--- Extracted material ---
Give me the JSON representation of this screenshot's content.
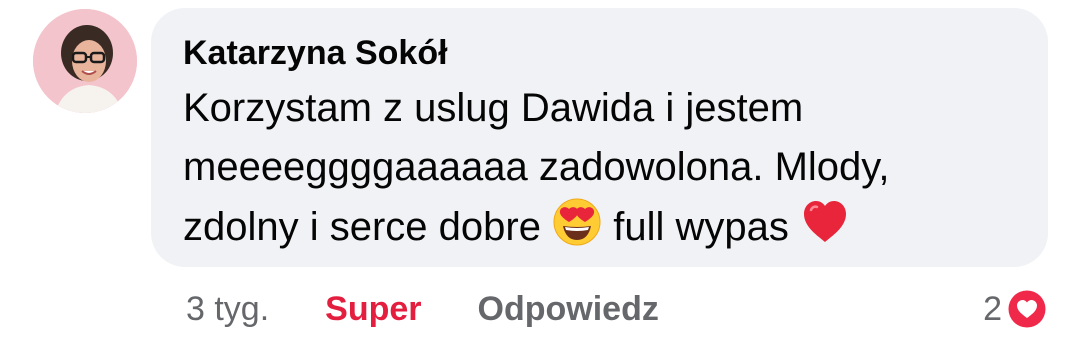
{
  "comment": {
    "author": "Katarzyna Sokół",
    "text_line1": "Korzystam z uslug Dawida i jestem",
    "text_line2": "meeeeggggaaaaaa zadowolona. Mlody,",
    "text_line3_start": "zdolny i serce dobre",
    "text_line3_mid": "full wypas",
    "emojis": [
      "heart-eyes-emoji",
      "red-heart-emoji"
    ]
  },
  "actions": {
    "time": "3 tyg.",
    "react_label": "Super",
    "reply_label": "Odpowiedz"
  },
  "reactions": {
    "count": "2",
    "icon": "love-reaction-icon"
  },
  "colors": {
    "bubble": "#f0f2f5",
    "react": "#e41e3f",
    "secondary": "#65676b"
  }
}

--- Exercise instructions ---
Print the full listing exactly, dropping the pictures.

--- The output ---
Give me the JSON representation of this screenshot's content.
{
  "comment": {
    "author": "Katarzyna Sokół",
    "text_line1": "Korzystam z uslug Dawida i jestem",
    "text_line2": "meeeeggggaaaaaa zadowolona. Mlody,",
    "text_line3_start": "zdolny i serce dobre",
    "text_line3_mid": "full wypas",
    "emojis": [
      "heart-eyes-emoji",
      "red-heart-emoji"
    ]
  },
  "actions": {
    "time": "3 tyg.",
    "react_label": "Super",
    "reply_label": "Odpowiedz"
  },
  "reactions": {
    "count": "2",
    "icon": "love-reaction-icon"
  },
  "colors": {
    "bubble": "#f0f2f5",
    "react": "#e41e3f",
    "secondary": "#65676b"
  }
}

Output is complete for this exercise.